BEGIN TEXT SEGMENT
It’s like it’s 2006 all over again, with the premiere of the wildly popular show, “High Stakes Poker.” The one-of-a-kind poker TV show has been rebooted by Poker Central, with its first new episode premiering on the PokerGO streaming service. Old-time fans of the show will be happy to know that the dynamic duo of AJ Benza and Gabe Kaplan is back as hosts.
The appeal of the original “High Stakes Poker” was two-fold; first, it was a high-stakes cash game, which was a change from the usual poker tournaments on television back then. Second, the players often knew each other personally, so the table talk was highly entertaining.
The most exciting part of “High Stakes Poker” was that they were playing for insane amounts of money. During the first episode of the new series, players faced off with No-limit Hold’em, with a $200,000 minimum buy-in and stakes of $400-$800. Poker superstar Tom Dwan won a pot of $919,600 during that episode, playing against Barry Greenstein during a highly memorable hand.
Black Friday Killed the Original High Stakes Poker
When Black Friday hit the US online poker world in April 2011, the sponsorship money for the show dried up, and most poker shows went off the air.
END TEXT SEGMENT
BEGIN PROVIDED MATERIAL
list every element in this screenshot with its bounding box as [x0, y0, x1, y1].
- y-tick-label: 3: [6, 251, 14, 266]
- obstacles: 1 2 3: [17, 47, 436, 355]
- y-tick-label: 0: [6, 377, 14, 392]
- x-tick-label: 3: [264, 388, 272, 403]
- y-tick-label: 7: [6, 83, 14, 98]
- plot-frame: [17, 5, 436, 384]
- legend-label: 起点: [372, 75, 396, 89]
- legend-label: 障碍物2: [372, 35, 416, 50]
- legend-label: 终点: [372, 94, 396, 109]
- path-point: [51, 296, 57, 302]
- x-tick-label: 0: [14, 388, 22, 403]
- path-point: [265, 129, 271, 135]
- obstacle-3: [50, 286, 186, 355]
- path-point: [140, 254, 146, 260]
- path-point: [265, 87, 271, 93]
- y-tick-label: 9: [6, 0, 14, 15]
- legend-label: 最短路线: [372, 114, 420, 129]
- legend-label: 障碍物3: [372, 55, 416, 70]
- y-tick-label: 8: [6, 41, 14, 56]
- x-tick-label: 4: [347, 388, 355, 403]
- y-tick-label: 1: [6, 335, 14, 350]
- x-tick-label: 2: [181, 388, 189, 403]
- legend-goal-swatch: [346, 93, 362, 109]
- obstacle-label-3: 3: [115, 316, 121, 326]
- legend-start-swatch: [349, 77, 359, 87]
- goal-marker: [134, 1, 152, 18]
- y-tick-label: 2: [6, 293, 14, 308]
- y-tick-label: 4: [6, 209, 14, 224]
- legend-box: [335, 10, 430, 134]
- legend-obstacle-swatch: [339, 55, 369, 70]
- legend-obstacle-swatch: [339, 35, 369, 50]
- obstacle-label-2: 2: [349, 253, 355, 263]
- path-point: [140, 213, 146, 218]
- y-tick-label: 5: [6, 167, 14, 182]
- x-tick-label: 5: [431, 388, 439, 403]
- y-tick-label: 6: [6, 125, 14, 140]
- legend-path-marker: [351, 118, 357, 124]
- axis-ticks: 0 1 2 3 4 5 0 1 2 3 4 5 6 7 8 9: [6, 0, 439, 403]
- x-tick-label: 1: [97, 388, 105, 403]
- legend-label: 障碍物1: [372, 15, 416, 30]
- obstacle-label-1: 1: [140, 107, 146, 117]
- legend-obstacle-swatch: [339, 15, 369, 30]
END PROVIDED MATERIAL
Reproduce the High Stakes Poker article from above word for word, in full.

* **RESULT OF THIS TASK**
It’s like it’s 2006 all over again, with the premiere of the wildly popular show, “High Stakes Poker.” The one-of-a-kind poker TV show has been rebooted by Poker Central, with its first new episode premiering on the PokerGO streaming service. Old-time fans of the show will be happy to know that the dynamic duo of AJ Benza and Gabe Kaplan is back as hosts.
The appeal of the original “High Stakes Poker” was two-fold; first, it was a high-stakes cash game, which was a change from the usual poker tournaments on television back then. Second, the players often knew each other personally, so the table talk was highly entertaining.
The most exciting part of “High Stakes Poker” was that they were playing for insane amounts of money. During the first episode of the new series, players faced off with No-limit Hold’em, with a $200,000 minimum buy-in and stakes of $400-$800. Poker superstar Tom Dwan won a pot of $919,600 during that episode, playing against Barry Greenstein during a highly memorable hand.
Black Friday Killed the Original High Stakes Poker
When Black Friday hit the US online poker world in April 2011, the sponsorship money for the show dried up, and most poker shows went off the air.